▸ Exercise description
Output all the material that follows, exactly as given.
== == ==
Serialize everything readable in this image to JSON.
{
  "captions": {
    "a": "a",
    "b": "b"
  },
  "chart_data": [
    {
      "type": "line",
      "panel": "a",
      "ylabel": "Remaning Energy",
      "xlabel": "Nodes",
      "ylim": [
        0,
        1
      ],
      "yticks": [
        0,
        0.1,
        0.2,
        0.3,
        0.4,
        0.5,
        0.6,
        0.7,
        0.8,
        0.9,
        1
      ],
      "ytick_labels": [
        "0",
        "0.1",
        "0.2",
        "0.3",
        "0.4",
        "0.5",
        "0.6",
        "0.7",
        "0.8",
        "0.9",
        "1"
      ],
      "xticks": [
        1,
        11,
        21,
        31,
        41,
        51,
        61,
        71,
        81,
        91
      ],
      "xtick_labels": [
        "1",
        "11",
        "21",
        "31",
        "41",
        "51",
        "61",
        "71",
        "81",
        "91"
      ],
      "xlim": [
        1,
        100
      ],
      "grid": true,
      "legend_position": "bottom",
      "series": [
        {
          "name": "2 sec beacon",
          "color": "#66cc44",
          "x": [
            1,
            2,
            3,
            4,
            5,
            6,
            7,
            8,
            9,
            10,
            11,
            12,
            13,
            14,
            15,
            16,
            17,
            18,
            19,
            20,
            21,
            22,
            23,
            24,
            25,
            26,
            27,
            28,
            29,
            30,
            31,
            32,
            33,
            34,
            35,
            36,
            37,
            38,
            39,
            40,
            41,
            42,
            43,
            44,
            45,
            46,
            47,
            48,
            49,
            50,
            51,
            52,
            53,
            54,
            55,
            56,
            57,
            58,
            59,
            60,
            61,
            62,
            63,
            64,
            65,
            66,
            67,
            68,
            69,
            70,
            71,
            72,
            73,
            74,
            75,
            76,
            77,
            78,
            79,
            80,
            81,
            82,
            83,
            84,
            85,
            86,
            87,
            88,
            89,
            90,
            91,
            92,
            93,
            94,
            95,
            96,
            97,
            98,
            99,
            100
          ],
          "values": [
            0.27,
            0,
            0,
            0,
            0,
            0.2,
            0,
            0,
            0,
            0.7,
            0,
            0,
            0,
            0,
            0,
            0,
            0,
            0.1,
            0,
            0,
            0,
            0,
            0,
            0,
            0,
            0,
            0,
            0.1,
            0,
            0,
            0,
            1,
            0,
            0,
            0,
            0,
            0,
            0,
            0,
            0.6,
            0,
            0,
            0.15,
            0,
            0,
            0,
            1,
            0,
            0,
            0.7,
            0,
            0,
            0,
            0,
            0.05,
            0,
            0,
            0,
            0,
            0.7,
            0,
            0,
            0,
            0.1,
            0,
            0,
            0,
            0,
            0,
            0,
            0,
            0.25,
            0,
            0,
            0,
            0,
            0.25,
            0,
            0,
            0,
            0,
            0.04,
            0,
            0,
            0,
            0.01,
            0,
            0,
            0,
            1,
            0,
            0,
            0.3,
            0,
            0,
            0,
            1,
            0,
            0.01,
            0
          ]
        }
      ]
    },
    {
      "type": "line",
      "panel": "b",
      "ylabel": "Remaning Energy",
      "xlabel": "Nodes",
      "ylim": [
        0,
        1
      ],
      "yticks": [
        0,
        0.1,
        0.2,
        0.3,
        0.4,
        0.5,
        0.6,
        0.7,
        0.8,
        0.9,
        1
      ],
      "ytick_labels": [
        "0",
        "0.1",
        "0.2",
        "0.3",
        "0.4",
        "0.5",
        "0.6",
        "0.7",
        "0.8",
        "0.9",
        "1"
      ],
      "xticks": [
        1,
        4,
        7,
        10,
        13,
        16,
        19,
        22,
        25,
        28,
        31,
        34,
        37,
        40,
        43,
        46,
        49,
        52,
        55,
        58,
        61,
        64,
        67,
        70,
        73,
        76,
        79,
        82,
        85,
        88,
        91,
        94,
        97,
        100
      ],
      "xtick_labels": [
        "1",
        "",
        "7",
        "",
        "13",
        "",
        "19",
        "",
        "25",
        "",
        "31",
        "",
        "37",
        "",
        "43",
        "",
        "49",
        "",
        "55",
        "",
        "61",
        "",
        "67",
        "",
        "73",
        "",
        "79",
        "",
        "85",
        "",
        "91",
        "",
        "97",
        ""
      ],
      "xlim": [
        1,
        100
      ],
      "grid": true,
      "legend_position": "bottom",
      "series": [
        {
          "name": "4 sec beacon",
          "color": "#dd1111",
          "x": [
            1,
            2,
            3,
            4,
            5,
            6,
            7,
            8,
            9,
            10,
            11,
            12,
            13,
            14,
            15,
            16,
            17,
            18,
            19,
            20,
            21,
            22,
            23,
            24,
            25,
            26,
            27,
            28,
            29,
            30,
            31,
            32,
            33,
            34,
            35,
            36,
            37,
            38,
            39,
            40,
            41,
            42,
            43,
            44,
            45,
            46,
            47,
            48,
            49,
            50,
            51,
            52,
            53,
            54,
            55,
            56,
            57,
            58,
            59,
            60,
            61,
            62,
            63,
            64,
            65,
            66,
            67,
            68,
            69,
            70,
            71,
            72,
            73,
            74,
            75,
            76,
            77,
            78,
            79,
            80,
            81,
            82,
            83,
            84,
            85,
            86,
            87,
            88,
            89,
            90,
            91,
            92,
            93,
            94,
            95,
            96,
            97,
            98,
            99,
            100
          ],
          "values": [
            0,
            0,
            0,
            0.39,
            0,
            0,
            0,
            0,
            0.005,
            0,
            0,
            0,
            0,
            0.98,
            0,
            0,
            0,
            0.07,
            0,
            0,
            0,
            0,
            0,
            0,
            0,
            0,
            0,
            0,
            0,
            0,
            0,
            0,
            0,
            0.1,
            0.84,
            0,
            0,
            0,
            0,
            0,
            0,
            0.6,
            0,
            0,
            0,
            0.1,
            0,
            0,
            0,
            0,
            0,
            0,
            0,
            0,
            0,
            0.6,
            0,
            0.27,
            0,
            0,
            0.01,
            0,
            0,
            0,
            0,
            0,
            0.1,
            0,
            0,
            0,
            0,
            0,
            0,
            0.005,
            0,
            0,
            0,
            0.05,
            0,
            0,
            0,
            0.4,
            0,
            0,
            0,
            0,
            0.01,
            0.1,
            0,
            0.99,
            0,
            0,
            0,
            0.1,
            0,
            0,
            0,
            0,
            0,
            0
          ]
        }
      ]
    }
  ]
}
== == ==
▸ Finished answer
Serialize everything readable in this image to JSON.
{
  "captions": {
    "a": "a",
    "b": "b"
  },
  "chart_data": [
    {
      "type": "line",
      "panel": "a",
      "ylabel": "Remaning Energy",
      "xlabel": "Nodes",
      "ylim": [
        0,
        1
      ],
      "yticks": [
        0,
        0.1,
        0.2,
        0.3,
        0.4,
        0.5,
        0.6,
        0.7,
        0.8,
        0.9,
        1
      ],
      "ytick_labels": [
        "0",
        "0.1",
        "0.2",
        "0.3",
        "0.4",
        "0.5",
        "0.6",
        "0.7",
        "0.8",
        "0.9",
        "1"
      ],
      "xticks": [
        1,
        11,
        21,
        31,
        41,
        51,
        61,
        71,
        81,
        91
      ],
      "xtick_labels": [
        "1",
        "11",
        "21",
        "31",
        "41",
        "51",
        "61",
        "71",
        "81",
        "91"
      ],
      "xlim": [
        1,
        100
      ],
      "grid": true,
      "legend_position": "bottom",
      "series": [
        {
          "name": "2 sec beacon",
          "color": "#66cc44",
          "x": [
            1,
            2,
            3,
            4,
            5,
            6,
            7,
            8,
            9,
            10,
            11,
            12,
            13,
            14,
            15,
            16,
            17,
            18,
            19,
            20,
            21,
            22,
            23,
            24,
            25,
            26,
            27,
            28,
            29,
            30,
            31,
            32,
            33,
            34,
            35,
            36,
            37,
            38,
            39,
            40,
            41,
            42,
            43,
            44,
            45,
            46,
            47,
            48,
            49,
            50,
            51,
            52,
            53,
            54,
            55,
            56,
            57,
            58,
            59,
            60,
            61,
            62,
            63,
            64,
            65,
            66,
            67,
            68,
            69,
            70,
            71,
            72,
            73,
            74,
            75,
            76,
            77,
            78,
            79,
            80,
            81,
            82,
            83,
            84,
            85,
            86,
            87,
            88,
            89,
            90,
            91,
            92,
            93,
            94,
            95,
            96,
            97,
            98,
            99,
            100
          ],
          "values": [
            0.27,
            0,
            0,
            0,
            0,
            0.2,
            0,
            0,
            0,
            0.7,
            0,
            0,
            0,
            0,
            0,
            0,
            0,
            0.1,
            0,
            0,
            0,
            0,
            0,
            0,
            0,
            0,
            0,
            0.1,
            0,
            0,
            0,
            1,
            0,
            0,
            0,
            0,
            0,
            0,
            0,
            0.6,
            0,
            0,
            0.15,
            0,
            0,
            0,
            1,
            0,
            0,
            0.7,
            0,
            0,
            0,
            0,
            0.05,
            0,
            0,
            0,
            0,
            0.7,
            0,
            0,
            0,
            0.1,
            0,
            0,
            0,
            0,
            0,
            0,
            0,
            0.25,
            0,
            0,
            0,
            0,
            0.25,
            0,
            0,
            0,
            0,
            0.04,
            0,
            0,
            0,
            0.01,
            0,
            0,
            0,
            1,
            0,
            0,
            0.3,
            0,
            0,
            0,
            1,
            0,
            0.01,
            0
          ]
        }
      ]
    },
    {
      "type": "line",
      "panel": "b",
      "ylabel": "Remaning Energy",
      "xlabel": "Nodes",
      "ylim": [
        0,
        1
      ],
      "yticks": [
        0,
        0.1,
        0.2,
        0.3,
        0.4,
        0.5,
        0.6,
        0.7,
        0.8,
        0.9,
        1
      ],
      "ytick_labels": [
        "0",
        "0.1",
        "0.2",
        "0.3",
        "0.4",
        "0.5",
        "0.6",
        "0.7",
        "0.8",
        "0.9",
        "1"
      ],
      "xticks": [
        1,
        4,
        7,
        10,
        13,
        16,
        19,
        22,
        25,
        28,
        31,
        34,
        37,
        40,
        43,
        46,
        49,
        52,
        55,
        58,
        61,
        64,
        67,
        70,
        73,
        76,
        79,
        82,
        85,
        88,
        91,
        94,
        97,
        100
      ],
      "xtick_labels": [
        "1",
        "",
        "7",
        "",
        "13",
        "",
        "19",
        "",
        "25",
        "",
        "31",
        "",
        "37",
        "",
        "43",
        "",
        "49",
        "",
        "55",
        "",
        "61",
        "",
        "67",
        "",
        "73",
        "",
        "79",
        "",
        "85",
        "",
        "91",
        "",
        "97",
        ""
      ],
      "xlim": [
        1,
        100
      ],
      "grid": true,
      "legend_position": "bottom",
      "series": [
        {
          "name": "4 sec beacon",
          "color": "#dd1111",
          "x": [
            1,
            2,
            3,
            4,
            5,
            6,
            7,
            8,
            9,
            10,
            11,
            12,
            13,
            14,
            15,
            16,
            17,
            18,
            19,
            20,
            21,
            22,
            23,
            24,
            25,
            26,
            27,
            28,
            29,
            30,
            31,
            32,
            33,
            34,
            35,
            36,
            37,
            38,
            39,
            40,
            41,
            42,
            43,
            44,
            45,
            46,
            47,
            48,
            49,
            50,
            51,
            52,
            53,
            54,
            55,
            56,
            57,
            58,
            59,
            60,
            61,
            62,
            63,
            64,
            65,
            66,
            67,
            68,
            69,
            70,
            71,
            72,
            73,
            74,
            75,
            76,
            77,
            78,
            79,
            80,
            81,
            82,
            83,
            84,
            85,
            86,
            87,
            88,
            89,
            90,
            91,
            92,
            93,
            94,
            95,
            96,
            97,
            98,
            99,
            100
          ],
          "values": [
            0,
            0,
            0,
            0.39,
            0,
            0,
            0,
            0,
            0.005,
            0,
            0,
            0,
            0,
            0.98,
            0,
            0,
            0,
            0.07,
            0,
            0,
            0,
            0,
            0,
            0,
            0,
            0,
            0,
            0,
            0,
            0,
            0,
            0,
            0,
            0.1,
            0.84,
            0,
            0,
            0,
            0,
            0,
            0,
            0.6,
            0,
            0,
            0,
            0.1,
            0,
            0,
            0,
            0,
            0,
            0,
            0,
            0,
            0,
            0.6,
            0,
            0.27,
            0,
            0,
            0.01,
            0,
            0,
            0,
            0,
            0,
            0.1,
            0,
            0,
            0,
            0,
            0,
            0,
            0.005,
            0,
            0,
            0,
            0.05,
            0,
            0,
            0,
            0.4,
            0,
            0,
            0,
            0,
            0.01,
            0.1,
            0,
            0.99,
            0,
            0,
            0,
            0.1,
            0,
            0,
            0,
            0,
            0,
            0
          ]
        }
      ]
    }
  ]
}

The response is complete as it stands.